Dataset items

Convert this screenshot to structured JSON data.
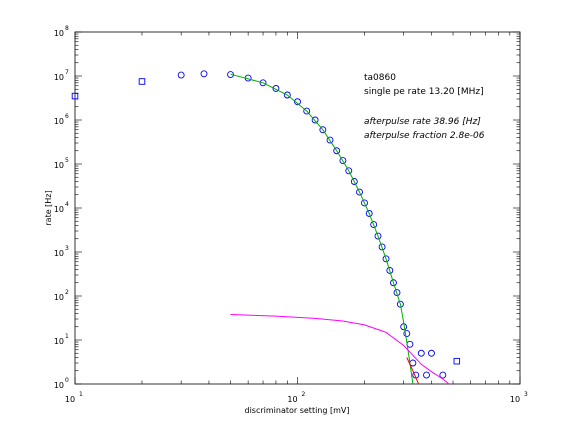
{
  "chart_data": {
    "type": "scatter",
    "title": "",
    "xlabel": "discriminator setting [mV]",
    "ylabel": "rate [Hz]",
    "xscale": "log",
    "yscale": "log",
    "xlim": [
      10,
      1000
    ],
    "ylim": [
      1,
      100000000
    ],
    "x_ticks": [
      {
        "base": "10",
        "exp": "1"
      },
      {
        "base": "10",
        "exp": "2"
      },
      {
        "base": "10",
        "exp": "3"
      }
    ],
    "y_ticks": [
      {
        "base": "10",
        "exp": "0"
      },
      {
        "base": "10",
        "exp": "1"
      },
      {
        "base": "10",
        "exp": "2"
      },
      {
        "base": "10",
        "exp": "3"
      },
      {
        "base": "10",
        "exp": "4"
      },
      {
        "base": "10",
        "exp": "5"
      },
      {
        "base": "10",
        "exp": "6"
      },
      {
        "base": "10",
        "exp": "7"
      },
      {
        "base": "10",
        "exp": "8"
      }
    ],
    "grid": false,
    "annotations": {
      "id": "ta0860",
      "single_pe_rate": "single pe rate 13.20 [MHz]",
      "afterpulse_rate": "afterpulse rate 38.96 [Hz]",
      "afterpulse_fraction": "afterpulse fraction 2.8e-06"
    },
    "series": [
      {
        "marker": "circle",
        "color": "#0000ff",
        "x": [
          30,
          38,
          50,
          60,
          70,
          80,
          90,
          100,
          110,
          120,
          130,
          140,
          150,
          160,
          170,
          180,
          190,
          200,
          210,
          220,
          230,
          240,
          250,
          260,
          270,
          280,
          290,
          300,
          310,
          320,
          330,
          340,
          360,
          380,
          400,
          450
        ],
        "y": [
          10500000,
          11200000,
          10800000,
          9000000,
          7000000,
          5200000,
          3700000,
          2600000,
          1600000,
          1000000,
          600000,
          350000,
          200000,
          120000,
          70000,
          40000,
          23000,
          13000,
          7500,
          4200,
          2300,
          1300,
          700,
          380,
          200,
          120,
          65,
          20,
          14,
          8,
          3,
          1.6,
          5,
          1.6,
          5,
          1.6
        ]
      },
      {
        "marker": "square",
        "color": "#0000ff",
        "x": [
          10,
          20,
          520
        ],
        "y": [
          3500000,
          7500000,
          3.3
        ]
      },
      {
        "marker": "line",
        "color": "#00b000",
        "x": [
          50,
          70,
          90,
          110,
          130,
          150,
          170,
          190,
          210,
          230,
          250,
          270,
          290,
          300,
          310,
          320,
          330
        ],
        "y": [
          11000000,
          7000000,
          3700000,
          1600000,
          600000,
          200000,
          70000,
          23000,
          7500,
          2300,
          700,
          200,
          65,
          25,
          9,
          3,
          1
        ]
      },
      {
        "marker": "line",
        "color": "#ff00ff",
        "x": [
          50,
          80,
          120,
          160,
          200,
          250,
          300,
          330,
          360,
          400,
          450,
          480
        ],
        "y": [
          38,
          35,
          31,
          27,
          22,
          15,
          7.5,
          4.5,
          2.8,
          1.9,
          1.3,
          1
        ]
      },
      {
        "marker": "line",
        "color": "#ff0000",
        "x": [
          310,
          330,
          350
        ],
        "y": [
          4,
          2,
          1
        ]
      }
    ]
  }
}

**GOAL:**
Please list every line of the records that contains "color".

**RESPONSE TO THE EXERCISE:**
        "color": "#0000ff",
        "color": "#0000ff",
        "color": "#00b000",
        "color": "#ff00ff",
        "color": "#ff0000",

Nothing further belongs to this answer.